## What to work on
The entries below need to be written out exactly, with no pictures included.

## Exercise inputs
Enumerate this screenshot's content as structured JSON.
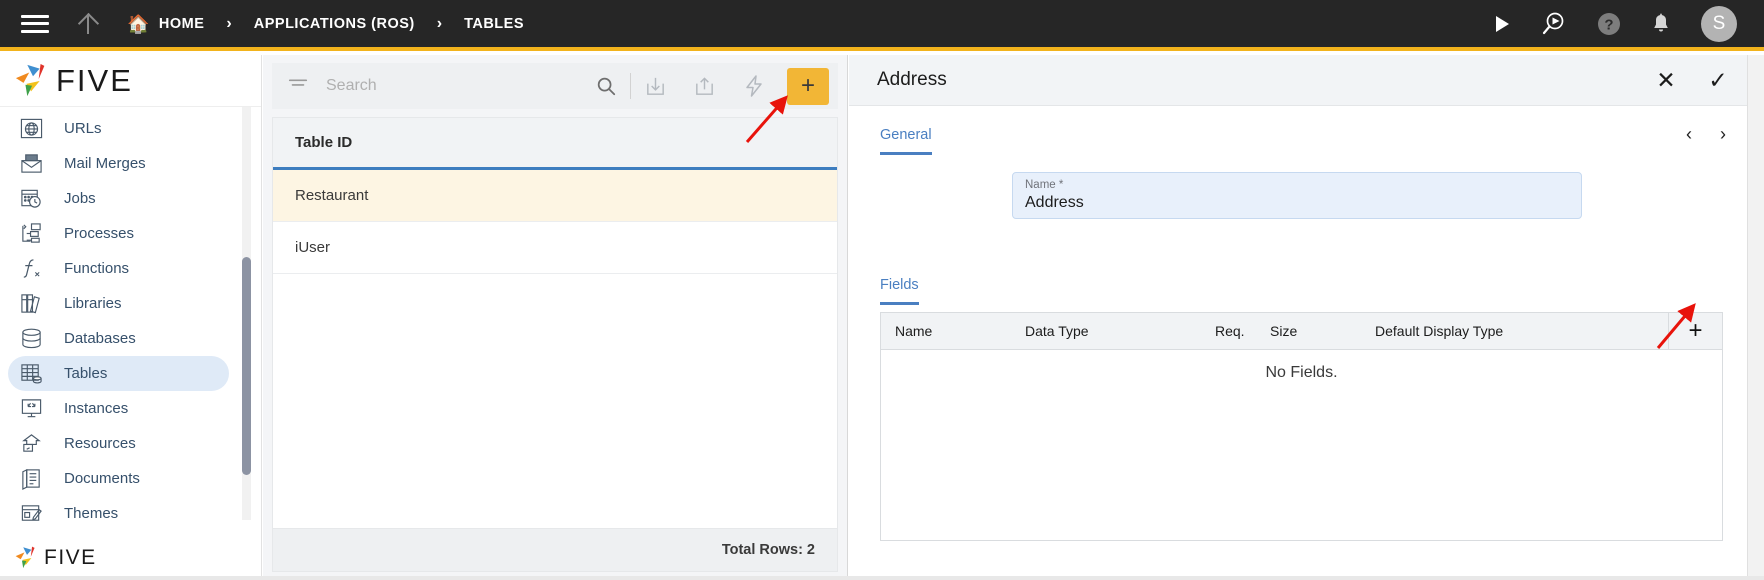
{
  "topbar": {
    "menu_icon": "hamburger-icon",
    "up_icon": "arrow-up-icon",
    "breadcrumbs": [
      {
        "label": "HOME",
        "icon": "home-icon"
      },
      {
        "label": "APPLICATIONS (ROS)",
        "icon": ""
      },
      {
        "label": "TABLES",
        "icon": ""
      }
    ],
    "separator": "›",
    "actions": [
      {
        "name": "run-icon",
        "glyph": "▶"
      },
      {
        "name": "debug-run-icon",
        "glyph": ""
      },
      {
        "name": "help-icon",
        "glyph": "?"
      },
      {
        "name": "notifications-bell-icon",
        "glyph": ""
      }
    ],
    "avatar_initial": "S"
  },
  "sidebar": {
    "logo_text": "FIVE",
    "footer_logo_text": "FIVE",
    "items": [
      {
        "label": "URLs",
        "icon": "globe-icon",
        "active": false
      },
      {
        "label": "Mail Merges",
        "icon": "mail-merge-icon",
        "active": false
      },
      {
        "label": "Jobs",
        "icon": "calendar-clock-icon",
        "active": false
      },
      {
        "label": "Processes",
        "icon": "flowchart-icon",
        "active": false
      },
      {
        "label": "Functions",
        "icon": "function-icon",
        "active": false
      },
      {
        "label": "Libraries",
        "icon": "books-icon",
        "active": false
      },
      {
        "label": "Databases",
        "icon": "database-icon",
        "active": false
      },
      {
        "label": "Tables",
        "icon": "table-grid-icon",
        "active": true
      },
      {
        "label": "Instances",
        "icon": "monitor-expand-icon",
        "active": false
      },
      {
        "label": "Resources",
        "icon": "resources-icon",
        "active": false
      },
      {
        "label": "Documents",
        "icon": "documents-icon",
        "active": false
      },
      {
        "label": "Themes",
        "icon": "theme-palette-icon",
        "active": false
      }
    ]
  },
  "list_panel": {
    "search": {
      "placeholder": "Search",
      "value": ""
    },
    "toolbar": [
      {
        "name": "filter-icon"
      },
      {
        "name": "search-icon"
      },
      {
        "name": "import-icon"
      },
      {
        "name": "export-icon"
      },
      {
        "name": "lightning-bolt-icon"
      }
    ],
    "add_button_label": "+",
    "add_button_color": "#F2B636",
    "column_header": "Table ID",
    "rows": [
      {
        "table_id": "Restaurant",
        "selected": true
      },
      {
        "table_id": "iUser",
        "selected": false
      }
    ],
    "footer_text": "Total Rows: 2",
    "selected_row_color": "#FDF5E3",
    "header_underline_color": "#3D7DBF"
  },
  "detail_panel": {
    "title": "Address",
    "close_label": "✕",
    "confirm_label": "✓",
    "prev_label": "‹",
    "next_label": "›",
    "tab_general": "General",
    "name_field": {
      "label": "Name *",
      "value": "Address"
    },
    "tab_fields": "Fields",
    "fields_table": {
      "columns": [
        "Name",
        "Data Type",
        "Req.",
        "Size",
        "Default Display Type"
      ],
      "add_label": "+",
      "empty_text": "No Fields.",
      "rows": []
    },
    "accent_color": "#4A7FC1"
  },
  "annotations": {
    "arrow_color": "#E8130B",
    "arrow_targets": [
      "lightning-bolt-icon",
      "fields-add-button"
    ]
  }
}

## Answer to the task
Enumerate this screenshot's content as structured JSON.
{
  "topbar": {
    "menu_icon": "hamburger-icon",
    "up_icon": "arrow-up-icon",
    "breadcrumbs": [
      {
        "label": "HOME",
        "icon": "home-icon"
      },
      {
        "label": "APPLICATIONS (ROS)",
        "icon": ""
      },
      {
        "label": "TABLES",
        "icon": ""
      }
    ],
    "separator": "›",
    "actions": [
      {
        "name": "run-icon",
        "glyph": "▶"
      },
      {
        "name": "debug-run-icon",
        "glyph": ""
      },
      {
        "name": "help-icon",
        "glyph": "?"
      },
      {
        "name": "notifications-bell-icon",
        "glyph": ""
      }
    ],
    "avatar_initial": "S"
  },
  "sidebar": {
    "logo_text": "FIVE",
    "footer_logo_text": "FIVE",
    "items": [
      {
        "label": "URLs",
        "icon": "globe-icon",
        "active": false
      },
      {
        "label": "Mail Merges",
        "icon": "mail-merge-icon",
        "active": false
      },
      {
        "label": "Jobs",
        "icon": "calendar-clock-icon",
        "active": false
      },
      {
        "label": "Processes",
        "icon": "flowchart-icon",
        "active": false
      },
      {
        "label": "Functions",
        "icon": "function-icon",
        "active": false
      },
      {
        "label": "Libraries",
        "icon": "books-icon",
        "active": false
      },
      {
        "label": "Databases",
        "icon": "database-icon",
        "active": false
      },
      {
        "label": "Tables",
        "icon": "table-grid-icon",
        "active": true
      },
      {
        "label": "Instances",
        "icon": "monitor-expand-icon",
        "active": false
      },
      {
        "label": "Resources",
        "icon": "resources-icon",
        "active": false
      },
      {
        "label": "Documents",
        "icon": "documents-icon",
        "active": false
      },
      {
        "label": "Themes",
        "icon": "theme-palette-icon",
        "active": false
      }
    ]
  },
  "list_panel": {
    "search": {
      "placeholder": "Search",
      "value": ""
    },
    "toolbar": [
      {
        "name": "filter-icon"
      },
      {
        "name": "search-icon"
      },
      {
        "name": "import-icon"
      },
      {
        "name": "export-icon"
      },
      {
        "name": "lightning-bolt-icon"
      }
    ],
    "add_button_label": "+",
    "add_button_color": "#F2B636",
    "column_header": "Table ID",
    "rows": [
      {
        "table_id": "Restaurant",
        "selected": true
      },
      {
        "table_id": "iUser",
        "selected": false
      }
    ],
    "footer_text": "Total Rows: 2",
    "selected_row_color": "#FDF5E3",
    "header_underline_color": "#3D7DBF"
  },
  "detail_panel": {
    "title": "Address",
    "close_label": "✕",
    "confirm_label": "✓",
    "prev_label": "‹",
    "next_label": "›",
    "tab_general": "General",
    "name_field": {
      "label": "Name *",
      "value": "Address"
    },
    "tab_fields": "Fields",
    "fields_table": {
      "columns": [
        "Name",
        "Data Type",
        "Req.",
        "Size",
        "Default Display Type"
      ],
      "add_label": "+",
      "empty_text": "No Fields.",
      "rows": []
    },
    "accent_color": "#4A7FC1"
  },
  "annotations": {
    "arrow_color": "#E8130B",
    "arrow_targets": [
      "lightning-bolt-icon",
      "fields-add-button"
    ]
  }
}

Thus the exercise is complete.